## TASK STATEMENT
Set down each entry exactly as given; pictures should not appear in the copy.

* * * * *

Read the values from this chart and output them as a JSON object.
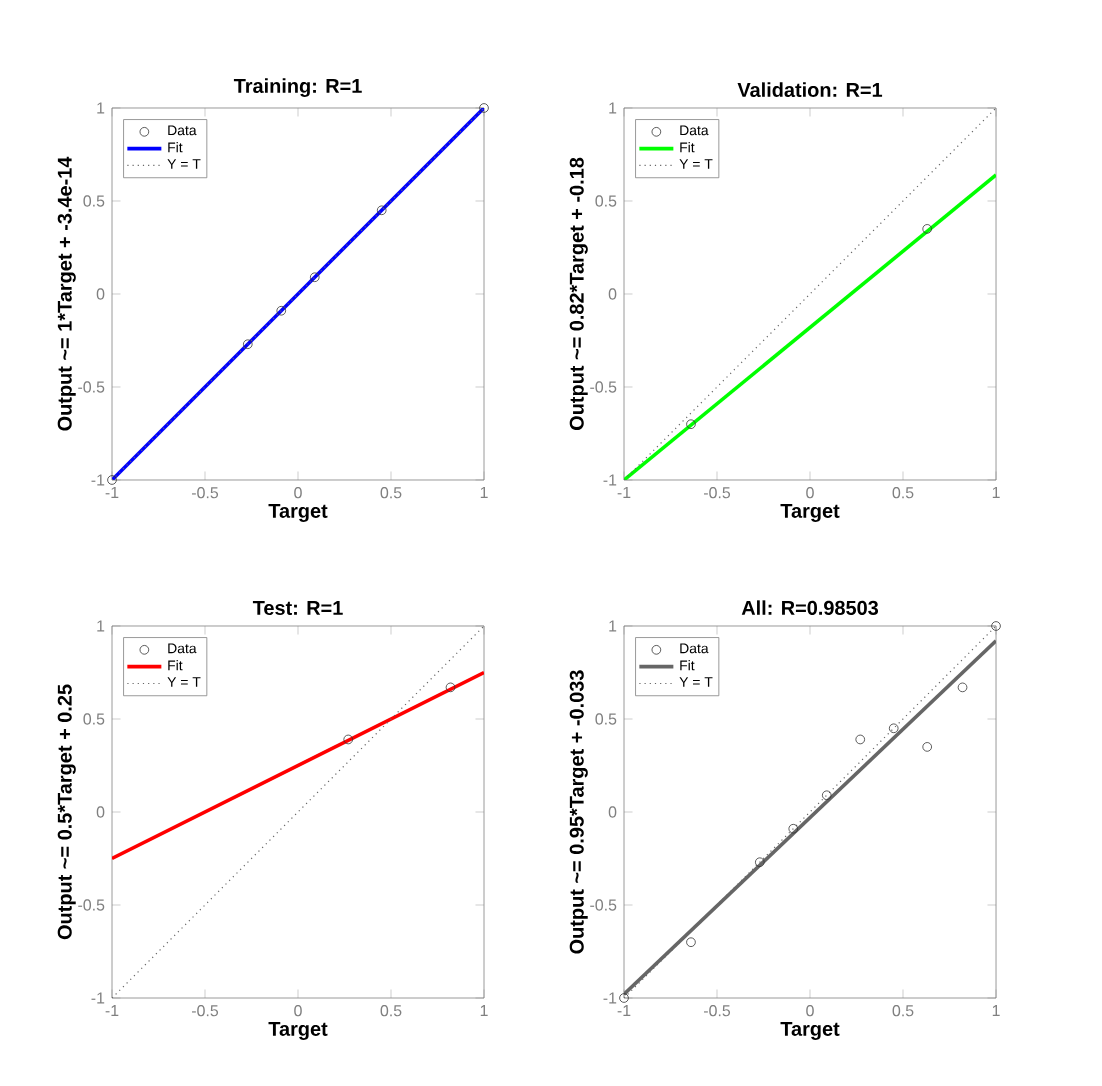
{
  "chart_data": [
    {
      "type": "scatter",
      "title": "Training: R=1",
      "xlabel": "Target",
      "ylabel": "Output ~= 1*Target + -3.4e-14",
      "xlim": [
        -1,
        1
      ],
      "ylim": [
        -1,
        1
      ],
      "xticks": [
        -1,
        -0.5,
        0,
        0.5,
        1
      ],
      "yticks": [
        -1,
        -0.5,
        0,
        0.5,
        1
      ],
      "legend": "top left",
      "series": [
        {
          "name": "Data",
          "marker": "circle",
          "color": "#333333",
          "x": [
            -1,
            -0.27,
            -0.09,
            0.09,
            0.45,
            1
          ],
          "values": [
            -1,
            -0.27,
            -0.09,
            0.09,
            0.45,
            1
          ]
        },
        {
          "name": "Fit",
          "type": "line",
          "color": "#0000ff",
          "x": [
            -1,
            1
          ],
          "values": [
            -1,
            1
          ]
        },
        {
          "name": "Y = T",
          "type": "line",
          "line_style": "dotted",
          "color": "#666666",
          "x": [
            -1,
            1
          ],
          "values": [
            -1,
            1
          ]
        }
      ]
    },
    {
      "type": "scatter",
      "title": "Validation: R=1",
      "xlabel": "Target",
      "ylabel": "Output ~= 0.82*Target + -0.18",
      "xlim": [
        -1,
        1
      ],
      "ylim": [
        -1,
        1
      ],
      "xticks": [
        -1,
        -0.5,
        0,
        0.5,
        1
      ],
      "yticks": [
        -1,
        -0.5,
        0,
        0.5,
        1
      ],
      "legend": "top left",
      "series": [
        {
          "name": "Data",
          "marker": "circle",
          "color": "#333333",
          "x": [
            -0.64,
            0.63
          ],
          "values": [
            -0.7,
            0.35
          ]
        },
        {
          "name": "Fit",
          "type": "line",
          "color": "#00ff00",
          "x": [
            -1,
            1
          ],
          "values": [
            -1,
            0.64
          ]
        },
        {
          "name": "Y = T",
          "type": "line",
          "line_style": "dotted",
          "color": "#666666",
          "x": [
            -1,
            1
          ],
          "values": [
            -1,
            1
          ]
        }
      ]
    },
    {
      "type": "scatter",
      "title": "Test: R=1",
      "xlabel": "Target",
      "ylabel": "Output ~= 0.5*Target + 0.25",
      "xlim": [
        -1,
        1
      ],
      "ylim": [
        -1,
        1
      ],
      "xticks": [
        -1,
        -0.5,
        0,
        0.5,
        1
      ],
      "yticks": [
        -1,
        -0.5,
        0,
        0.5,
        1
      ],
      "legend": "top left",
      "series": [
        {
          "name": "Data",
          "marker": "circle",
          "color": "#333333",
          "x": [
            0.27,
            0.82
          ],
          "values": [
            0.39,
            0.67
          ]
        },
        {
          "name": "Fit",
          "type": "line",
          "color": "#ff0000",
          "x": [
            -1,
            1
          ],
          "values": [
            -0.25,
            0.75
          ]
        },
        {
          "name": "Y = T",
          "type": "line",
          "line_style": "dotted",
          "color": "#666666",
          "x": [
            -1,
            1
          ],
          "values": [
            -1,
            1
          ]
        }
      ]
    },
    {
      "type": "scatter",
      "title": "All: R=0.98503",
      "xlabel": "Target",
      "ylabel": "Output ~= 0.95*Target + -0.033",
      "xlim": [
        -1,
        1
      ],
      "ylim": [
        -1,
        1
      ],
      "xticks": [
        -1,
        -0.5,
        0,
        0.5,
        1
      ],
      "yticks": [
        -1,
        -0.5,
        0,
        0.5,
        1
      ],
      "legend": "top left",
      "series": [
        {
          "name": "Data",
          "marker": "circle",
          "color": "#333333",
          "x": [
            -1,
            -0.64,
            -0.27,
            -0.09,
            0.09,
            0.27,
            0.45,
            0.63,
            0.82,
            1
          ],
          "values": [
            -1,
            -0.7,
            -0.27,
            -0.09,
            0.09,
            0.39,
            0.45,
            0.35,
            0.67,
            1
          ]
        },
        {
          "name": "Fit",
          "type": "line",
          "color": "#666666",
          "x": [
            -1,
            1
          ],
          "values": [
            -0.98,
            0.92
          ]
        },
        {
          "name": "Y = T",
          "type": "line",
          "line_style": "dotted",
          "color": "#666666",
          "x": [
            -1,
            1
          ],
          "values": [
            -1,
            1
          ]
        }
      ]
    }
  ]
}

* * * * *

## WRITTEN ANSWER
Read the values from this chart and output them as a JSON object.
{
  "chart_data": [
    {
      "type": "scatter",
      "title": "Training: R=1",
      "xlabel": "Target",
      "ylabel": "Output ~= 1*Target + -3.4e-14",
      "xlim": [
        -1,
        1
      ],
      "ylim": [
        -1,
        1
      ],
      "xticks": [
        -1,
        -0.5,
        0,
        0.5,
        1
      ],
      "yticks": [
        -1,
        -0.5,
        0,
        0.5,
        1
      ],
      "legend": "top left",
      "series": [
        {
          "name": "Data",
          "marker": "circle",
          "color": "#333333",
          "x": [
            -1,
            -0.27,
            -0.09,
            0.09,
            0.45,
            1
          ],
          "values": [
            -1,
            -0.27,
            -0.09,
            0.09,
            0.45,
            1
          ]
        },
        {
          "name": "Fit",
          "type": "line",
          "color": "#0000ff",
          "x": [
            -1,
            1
          ],
          "values": [
            -1,
            1
          ]
        },
        {
          "name": "Y = T",
          "type": "line",
          "line_style": "dotted",
          "color": "#666666",
          "x": [
            -1,
            1
          ],
          "values": [
            -1,
            1
          ]
        }
      ]
    },
    {
      "type": "scatter",
      "title": "Validation: R=1",
      "xlabel": "Target",
      "ylabel": "Output ~= 0.82*Target + -0.18",
      "xlim": [
        -1,
        1
      ],
      "ylim": [
        -1,
        1
      ],
      "xticks": [
        -1,
        -0.5,
        0,
        0.5,
        1
      ],
      "yticks": [
        -1,
        -0.5,
        0,
        0.5,
        1
      ],
      "legend": "top left",
      "series": [
        {
          "name": "Data",
          "marker": "circle",
          "color": "#333333",
          "x": [
            -0.64,
            0.63
          ],
          "values": [
            -0.7,
            0.35
          ]
        },
        {
          "name": "Fit",
          "type": "line",
          "color": "#00ff00",
          "x": [
            -1,
            1
          ],
          "values": [
            -1,
            0.64
          ]
        },
        {
          "name": "Y = T",
          "type": "line",
          "line_style": "dotted",
          "color": "#666666",
          "x": [
            -1,
            1
          ],
          "values": [
            -1,
            1
          ]
        }
      ]
    },
    {
      "type": "scatter",
      "title": "Test: R=1",
      "xlabel": "Target",
      "ylabel": "Output ~= 0.5*Target + 0.25",
      "xlim": [
        -1,
        1
      ],
      "ylim": [
        -1,
        1
      ],
      "xticks": [
        -1,
        -0.5,
        0,
        0.5,
        1
      ],
      "yticks": [
        -1,
        -0.5,
        0,
        0.5,
        1
      ],
      "legend": "top left",
      "series": [
        {
          "name": "Data",
          "marker": "circle",
          "color": "#333333",
          "x": [
            0.27,
            0.82
          ],
          "values": [
            0.39,
            0.67
          ]
        },
        {
          "name": "Fit",
          "type": "line",
          "color": "#ff0000",
          "x": [
            -1,
            1
          ],
          "values": [
            -0.25,
            0.75
          ]
        },
        {
          "name": "Y = T",
          "type": "line",
          "line_style": "dotted",
          "color": "#666666",
          "x": [
            -1,
            1
          ],
          "values": [
            -1,
            1
          ]
        }
      ]
    },
    {
      "type": "scatter",
      "title": "All: R=0.98503",
      "xlabel": "Target",
      "ylabel": "Output ~= 0.95*Target + -0.033",
      "xlim": [
        -1,
        1
      ],
      "ylim": [
        -1,
        1
      ],
      "xticks": [
        -1,
        -0.5,
        0,
        0.5,
        1
      ],
      "yticks": [
        -1,
        -0.5,
        0,
        0.5,
        1
      ],
      "legend": "top left",
      "series": [
        {
          "name": "Data",
          "marker": "circle",
          "color": "#333333",
          "x": [
            -1,
            -0.64,
            -0.27,
            -0.09,
            0.09,
            0.27,
            0.45,
            0.63,
            0.82,
            1
          ],
          "values": [
            -1,
            -0.7,
            -0.27,
            -0.09,
            0.09,
            0.39,
            0.45,
            0.35,
            0.67,
            1
          ]
        },
        {
          "name": "Fit",
          "type": "line",
          "color": "#666666",
          "x": [
            -1,
            1
          ],
          "values": [
            -0.98,
            0.92
          ]
        },
        {
          "name": "Y = T",
          "type": "line",
          "line_style": "dotted",
          "color": "#666666",
          "x": [
            -1,
            1
          ],
          "values": [
            -1,
            1
          ]
        }
      ]
    }
  ]
}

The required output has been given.